- _WHAT TO DO_: Gather all lines with the word "Записать" in them.

# start of RECORDS PROVIDED

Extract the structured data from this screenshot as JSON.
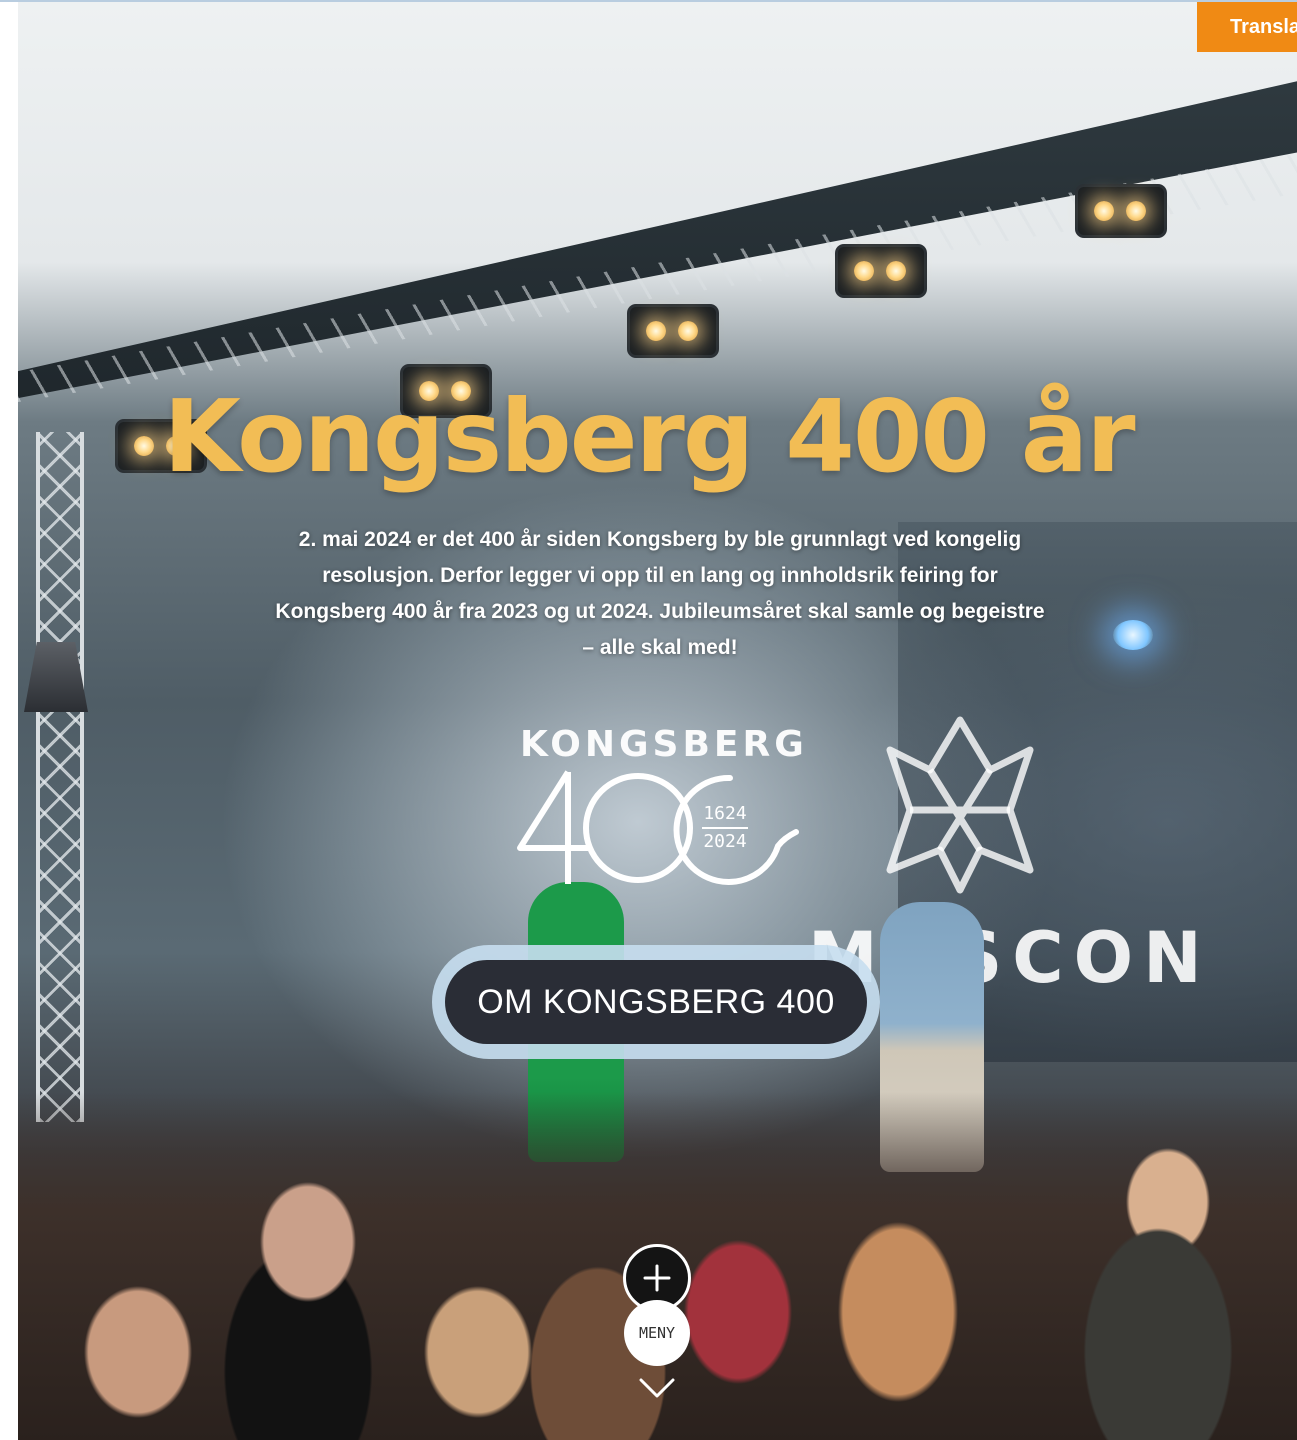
{
  "translate": {
    "label": "Translate"
  },
  "hero": {
    "title": "Kongsberg 400 år",
    "intro": "2. mai 2024 er det 400 år siden Kongsberg by ble grunnlagt ved kongelig resolusjon. Derfor legger vi opp til en lang og innholdsrik feiring for Kongsberg 400 år fra 2023 og ut 2024. Jubileumsåret skal samle og begeistre – alle skal med!",
    "cta_label": "OM KONGSBERG 400"
  },
  "logo": {
    "wordmark": "KONGSBERG",
    "number": "400",
    "year_start": "1624",
    "year_end": "2024"
  },
  "photo": {
    "screen_text": "MASCON"
  },
  "nav": {
    "menu_label": "MENY"
  },
  "colors": {
    "title": "#f2bd55",
    "cta_background": "#2a2d36",
    "cta_ring": "#c6def0",
    "translate_tab": "#f08a14"
  },
  "icons": {
    "menu_toggle": "plus-icon",
    "scroll": "chevron-down-icon"
  }
}
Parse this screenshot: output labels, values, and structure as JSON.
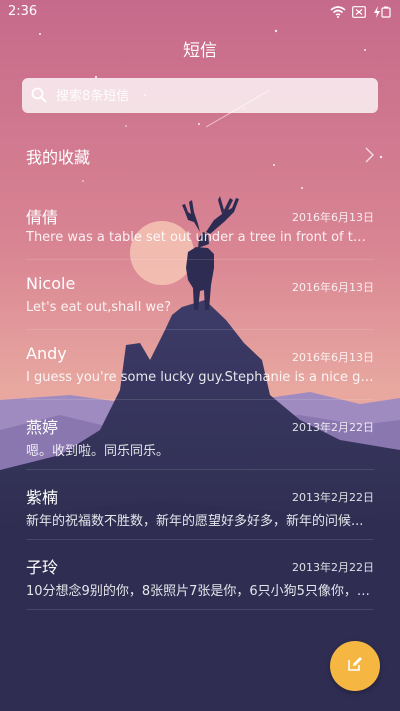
{
  "status_bar": {
    "time": "2:36",
    "icons": [
      "wifi-icon",
      "sim-card-icon",
      "charging-icon"
    ]
  },
  "header": {
    "title": "短信"
  },
  "search": {
    "placeholder": "搜索8条短信"
  },
  "favorites": {
    "label": "我的收藏",
    "icon": "chevron-right-icon"
  },
  "conversations": [
    {
      "name": "倩倩",
      "date": "2016年6月13日",
      "preview": "There was a table set out under a tree in front of the ho..."
    },
    {
      "name": "Nicole",
      "date": "2016年6月13日",
      "preview": "Let's eat out,shall we?"
    },
    {
      "name": "Andy",
      "date": "2016年6月13日",
      "preview": "I guess you're some lucky guy.Stephanie is a nice girl."
    },
    {
      "name": "燕婷",
      "date": "2013年2月22日",
      "preview": "嗯。收到啦。同乐同乐。"
    },
    {
      "name": "紫楠",
      "date": "2013年2月22日",
      "preview": "新年的祝福数不胜数，新年的愿望好多好多，新年的问候..."
    },
    {
      "name": "子玲",
      "date": "2013年2月22日",
      "preview": "10分想念9别的你，8张照片7张是你，6只小狗5只像你，4..."
    }
  ],
  "fab": {
    "icon": "compose-icon",
    "color": "#f5b642"
  },
  "colors": {
    "sky_top": "#c96f8f",
    "sky_bottom": "#e7a49f",
    "hills": "#8d7bb3",
    "mountain": "#3d3b67",
    "accent": "#f5b642"
  }
}
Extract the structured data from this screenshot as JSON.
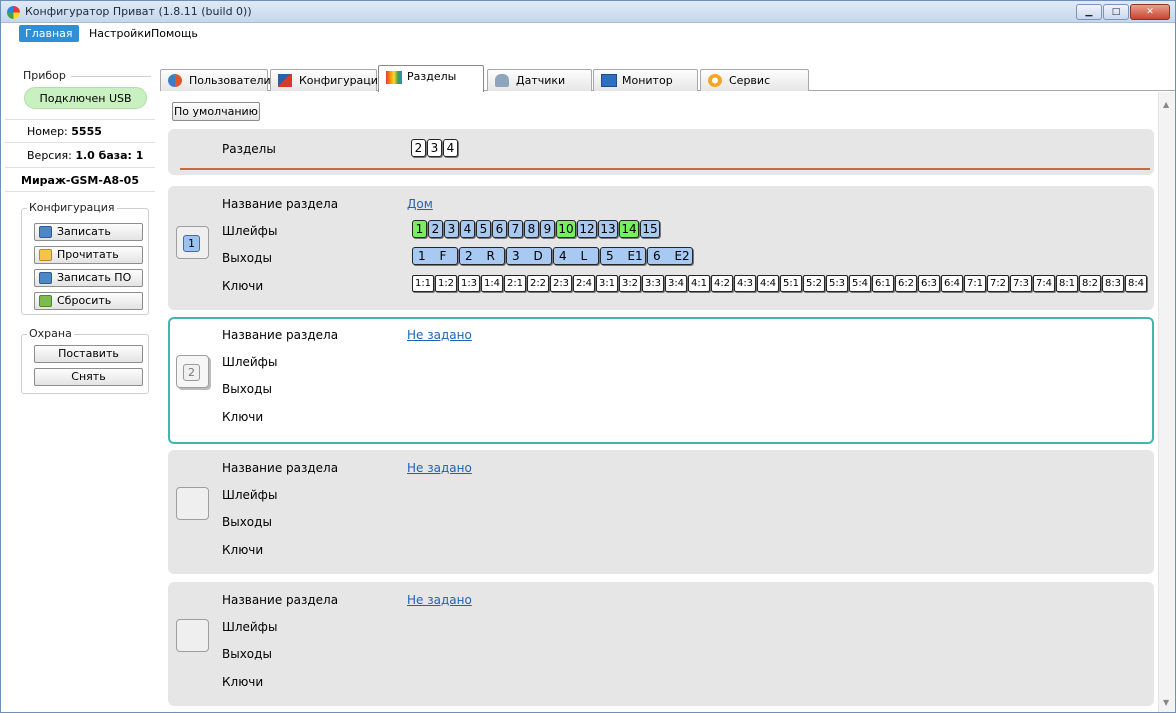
{
  "window": {
    "title": "Конфигуратор Приват (1.8.11 (build 0))"
  },
  "menu": {
    "items": [
      "Главная",
      "Настройки",
      "Помощь"
    ]
  },
  "device": {
    "legend": "Прибор",
    "status": "Подключен USB",
    "number_label": "Номер:",
    "number_value": "5555",
    "version_label": "Версия:",
    "version_value": "1.0 база: 1",
    "model": "Мираж-GSM-A8-05"
  },
  "config": {
    "legend": "Конфигурация",
    "write": "Записать",
    "read": "Прочитать",
    "write_fw": "Записать ПО",
    "reset": "Сбросить"
  },
  "guard": {
    "legend": "Охрана",
    "arm": "Поставить",
    "disarm": "Снять"
  },
  "tabs": [
    {
      "label": "Пользователи",
      "icon": "users-icon"
    },
    {
      "label": "Конфигурация",
      "icon": "tools-icon"
    },
    {
      "label": "Разделы",
      "icon": "sections-icon"
    },
    {
      "label": "Датчики",
      "icon": "sensors-icon"
    },
    {
      "label": "Монитор",
      "icon": "monitor-icon"
    },
    {
      "label": "Сервис",
      "icon": "service-icon"
    }
  ],
  "active_tab": "Разделы",
  "content": {
    "default_button": "По умолчанию",
    "sections_label": "Разделы",
    "sections_chips": [
      "2",
      "3",
      "4"
    ]
  },
  "labels": {
    "name": "Название раздела",
    "loops": "Шлейфы",
    "outputs": "Выходы",
    "keys": "Ключи"
  },
  "sections": [
    {
      "number": "1",
      "name": "Дом",
      "loops": [
        {
          "n": "1",
          "state": "green"
        },
        {
          "n": "2",
          "state": "blue"
        },
        {
          "n": "3",
          "state": "blue"
        },
        {
          "n": "4",
          "state": "blue"
        },
        {
          "n": "5",
          "state": "blue"
        },
        {
          "n": "6",
          "state": "blue"
        },
        {
          "n": "7",
          "state": "blue"
        },
        {
          "n": "8",
          "state": "blue"
        },
        {
          "n": "9",
          "state": "blue"
        },
        {
          "n": "10",
          "state": "green"
        },
        {
          "n": "12",
          "state": "blue"
        },
        {
          "n": "13",
          "state": "blue"
        },
        {
          "n": "14",
          "state": "green"
        },
        {
          "n": "15",
          "state": "blue"
        }
      ],
      "outputs": [
        "1 F",
        "2 R",
        "3 D",
        "4 L",
        "5 E1",
        "6 E2"
      ],
      "keys": [
        "1:1",
        "1:2",
        "1:3",
        "1:4",
        "2:1",
        "2:2",
        "2:3",
        "2:4",
        "3:1",
        "3:2",
        "3:3",
        "3:4",
        "4:1",
        "4:2",
        "4:3",
        "4:4",
        "5:1",
        "5:2",
        "5:3",
        "5:4",
        "6:1",
        "6:2",
        "6:3",
        "6:4",
        "7:1",
        "7:2",
        "7:3",
        "7:4",
        "8:1",
        "8:2",
        "8:3",
        "8:4"
      ]
    },
    {
      "number": "2",
      "name": "Не задано"
    },
    {
      "number": "",
      "name": "Не задано"
    },
    {
      "number": "",
      "name": "Не задано"
    }
  ],
  "colors": {
    "accent": "#2e8fd6",
    "selected_border": "#41b6aa",
    "chip_green": "#77f05e",
    "chip_blue": "#a7c9f2",
    "usb_green": "#c8f0c0"
  }
}
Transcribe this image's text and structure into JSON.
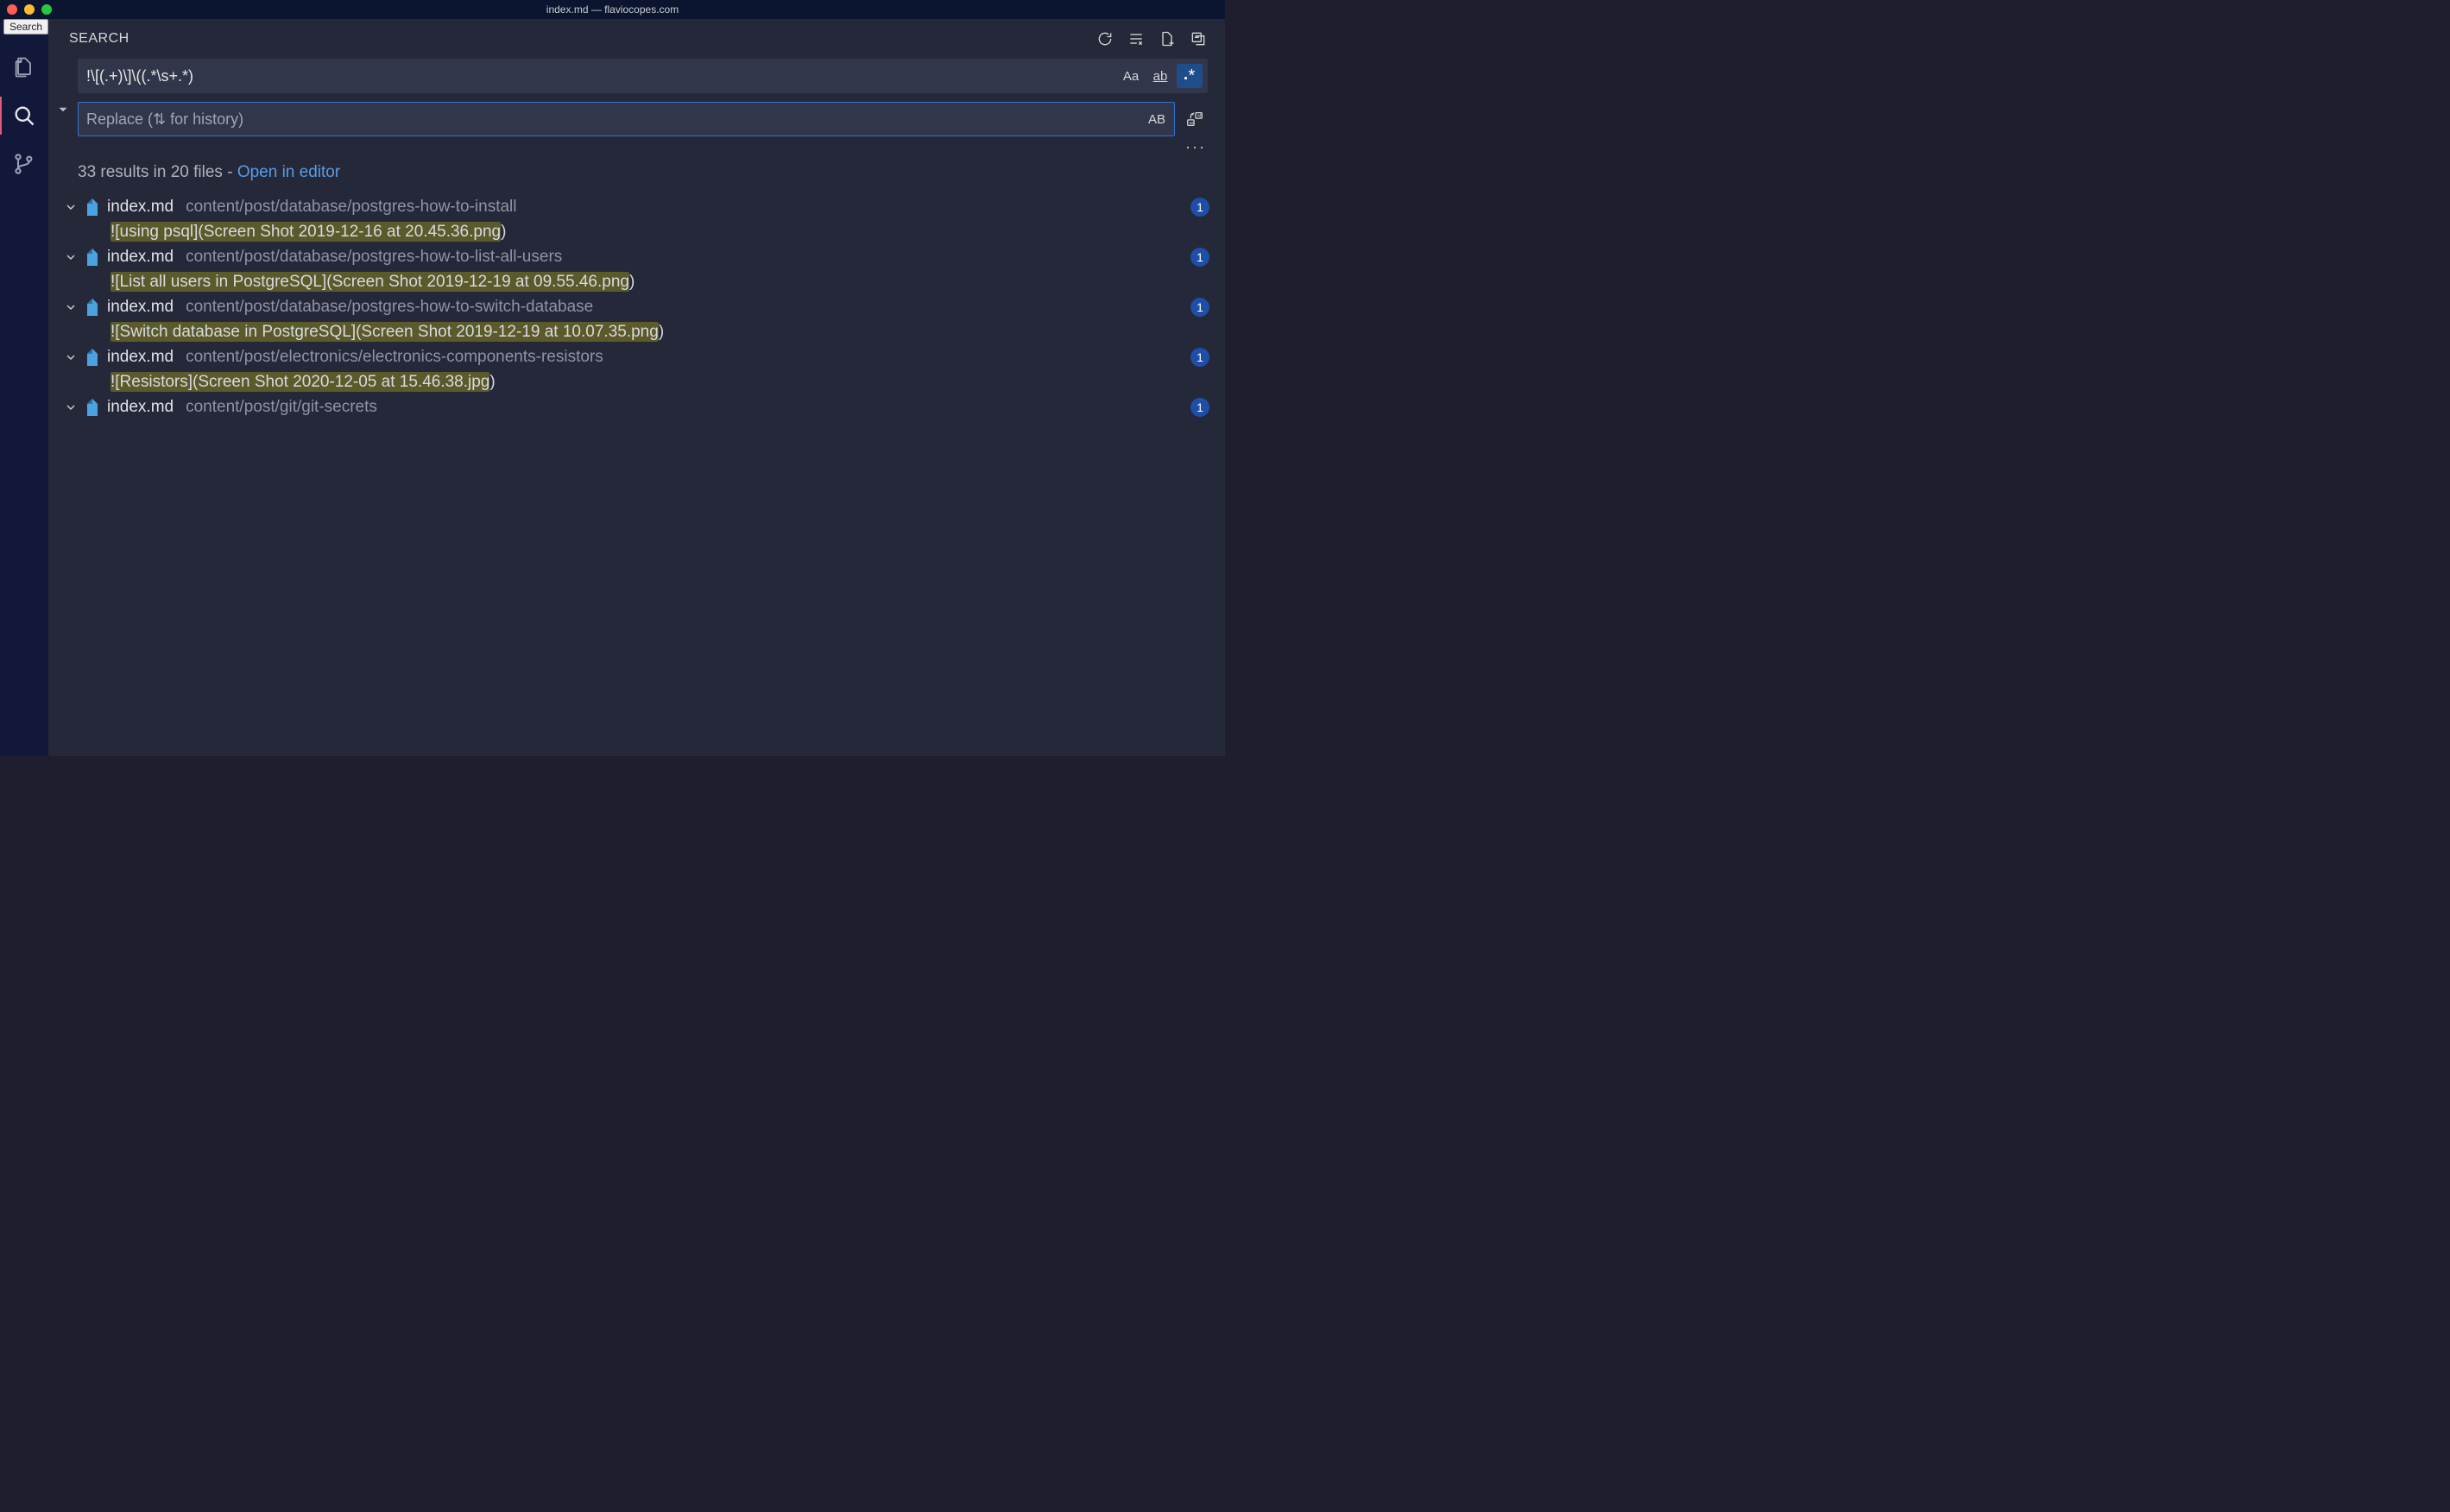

# end of RECORDS PROVIDED

- _WRITTEN ANSWER_:
    "write": "Записать",
    "write_fw": "Записать ПО",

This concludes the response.